Stored records
--- START ---

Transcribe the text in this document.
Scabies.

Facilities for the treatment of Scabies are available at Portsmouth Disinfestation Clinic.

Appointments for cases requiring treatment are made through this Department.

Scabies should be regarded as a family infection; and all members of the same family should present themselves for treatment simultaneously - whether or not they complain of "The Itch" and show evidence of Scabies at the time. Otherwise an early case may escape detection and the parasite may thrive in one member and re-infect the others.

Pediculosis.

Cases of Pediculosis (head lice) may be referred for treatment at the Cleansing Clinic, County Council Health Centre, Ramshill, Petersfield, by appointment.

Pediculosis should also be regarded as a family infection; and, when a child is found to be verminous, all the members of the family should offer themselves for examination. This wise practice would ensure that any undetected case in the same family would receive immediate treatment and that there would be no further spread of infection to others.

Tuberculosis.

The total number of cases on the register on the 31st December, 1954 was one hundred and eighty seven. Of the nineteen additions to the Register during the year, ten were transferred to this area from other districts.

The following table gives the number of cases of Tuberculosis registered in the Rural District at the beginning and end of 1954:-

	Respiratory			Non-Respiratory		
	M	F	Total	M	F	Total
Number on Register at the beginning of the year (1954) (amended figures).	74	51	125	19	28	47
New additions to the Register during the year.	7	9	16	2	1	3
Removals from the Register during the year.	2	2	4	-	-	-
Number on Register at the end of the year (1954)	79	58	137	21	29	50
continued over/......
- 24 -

--- END ---

Restate each record exactly as written.

Transcribe the text in this document.
Scabies.

Facilities for the treatment of Scabies are available at Portsmouth Disinfestation Clinic.

Appointments for cases requiring treatment are made through this Department.

Scabies should be regarded as a family infection; and all members of the same family should present themselves for treatment simultaneously - whether or not they complain of "The Itch" and show evidence of Scabies at the time. Otherwise an early case may escape detection and the parasite may thrive in one member and re-infect the others.

Pediculosis.

Cases of Pediculosis (head lice) may be referred for treatment at the Cleansing Clinic, County Council Health Centre, Ramshill, Petersfield, by appointment.

Pediculosis should also be regarded as a family infection; and, when a child is found to be verminous, all the members of the family should offer themselves for examination. This wise practice would ensure that any undetected case in the same family would receive immediate treatment and that there would be no further spread of infection to others.

Tuberculosis.

The total number of cases on the register on the 31st December, 1954 was one hundred and eighty seven. Of the nineteen additions to the Register during the year, ten were transferred to this area from other districts.

The following table gives the number of cases of Tuberculosis registered in the Rural District at the beginning and end of 1954:-

	Respiratory			Non-Respiratory		
	M	F	Total	M	F	Total
Number on Register at the beginning of the year (1954) (amended figures).	74	51	125	19	28	47
New additions to the Register during the year.	7	9	16	2	1	3
Removals from the Register during the year.	2	2	4	-	-	-
Number on Register at the end of the year (1954)	79	58	137	21	29	50
continued over/......
- 24 -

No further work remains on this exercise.